### Short problem
In the entries below, find the lines that contain the word "text" and copy them.

### Source data
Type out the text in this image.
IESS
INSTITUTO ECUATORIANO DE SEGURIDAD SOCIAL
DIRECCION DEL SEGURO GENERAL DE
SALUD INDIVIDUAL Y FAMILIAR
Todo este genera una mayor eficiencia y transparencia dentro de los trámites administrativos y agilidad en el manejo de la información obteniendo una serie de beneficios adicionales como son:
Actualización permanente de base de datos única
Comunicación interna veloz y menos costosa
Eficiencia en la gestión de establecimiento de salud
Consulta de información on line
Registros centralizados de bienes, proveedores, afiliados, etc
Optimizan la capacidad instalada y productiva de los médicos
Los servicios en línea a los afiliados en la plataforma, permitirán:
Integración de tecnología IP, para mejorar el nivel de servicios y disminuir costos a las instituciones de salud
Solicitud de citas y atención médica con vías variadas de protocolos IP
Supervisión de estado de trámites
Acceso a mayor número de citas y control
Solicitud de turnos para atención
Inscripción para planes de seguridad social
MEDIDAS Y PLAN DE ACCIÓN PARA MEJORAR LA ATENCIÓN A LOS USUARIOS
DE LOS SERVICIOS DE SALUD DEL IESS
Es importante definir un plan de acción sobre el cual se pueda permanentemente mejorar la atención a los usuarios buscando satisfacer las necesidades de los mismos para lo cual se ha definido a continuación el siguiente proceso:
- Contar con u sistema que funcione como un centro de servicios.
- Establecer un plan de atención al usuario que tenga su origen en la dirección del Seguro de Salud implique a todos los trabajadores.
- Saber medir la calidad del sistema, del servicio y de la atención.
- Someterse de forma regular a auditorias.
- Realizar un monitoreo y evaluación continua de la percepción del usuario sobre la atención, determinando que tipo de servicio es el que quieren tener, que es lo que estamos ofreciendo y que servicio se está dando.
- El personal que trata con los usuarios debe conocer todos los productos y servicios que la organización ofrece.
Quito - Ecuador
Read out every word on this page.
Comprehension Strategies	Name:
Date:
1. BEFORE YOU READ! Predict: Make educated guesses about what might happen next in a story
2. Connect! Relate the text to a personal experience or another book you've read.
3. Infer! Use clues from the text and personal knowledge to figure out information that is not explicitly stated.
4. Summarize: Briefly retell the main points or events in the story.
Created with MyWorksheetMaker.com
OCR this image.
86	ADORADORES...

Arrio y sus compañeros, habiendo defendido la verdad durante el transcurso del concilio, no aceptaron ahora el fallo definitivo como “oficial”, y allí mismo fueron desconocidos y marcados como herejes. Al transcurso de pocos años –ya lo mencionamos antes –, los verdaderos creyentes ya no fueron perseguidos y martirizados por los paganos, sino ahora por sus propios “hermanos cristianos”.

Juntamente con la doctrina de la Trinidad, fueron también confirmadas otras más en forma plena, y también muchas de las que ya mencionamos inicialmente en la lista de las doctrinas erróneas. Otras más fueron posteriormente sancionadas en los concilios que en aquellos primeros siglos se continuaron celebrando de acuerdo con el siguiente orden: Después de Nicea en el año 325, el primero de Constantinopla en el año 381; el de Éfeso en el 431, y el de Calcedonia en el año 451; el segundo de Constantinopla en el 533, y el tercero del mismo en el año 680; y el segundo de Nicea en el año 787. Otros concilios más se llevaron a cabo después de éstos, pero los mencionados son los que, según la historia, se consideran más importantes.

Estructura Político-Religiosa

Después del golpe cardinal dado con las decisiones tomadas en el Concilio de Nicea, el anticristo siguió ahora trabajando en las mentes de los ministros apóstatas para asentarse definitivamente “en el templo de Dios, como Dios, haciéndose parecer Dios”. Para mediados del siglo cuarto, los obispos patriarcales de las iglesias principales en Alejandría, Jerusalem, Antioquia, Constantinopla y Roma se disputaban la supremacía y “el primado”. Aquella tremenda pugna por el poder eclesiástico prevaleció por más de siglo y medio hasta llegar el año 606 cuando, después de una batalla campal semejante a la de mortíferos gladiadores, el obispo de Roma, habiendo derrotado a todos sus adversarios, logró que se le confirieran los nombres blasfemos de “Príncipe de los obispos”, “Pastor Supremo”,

### Result of this exercise
Type out the text in this image.
2. Connect! Relate the text to a personal experience or another book you've read.
3. Infer! Use clues from the text and personal knowledge to figure out information that is not explicitly stated.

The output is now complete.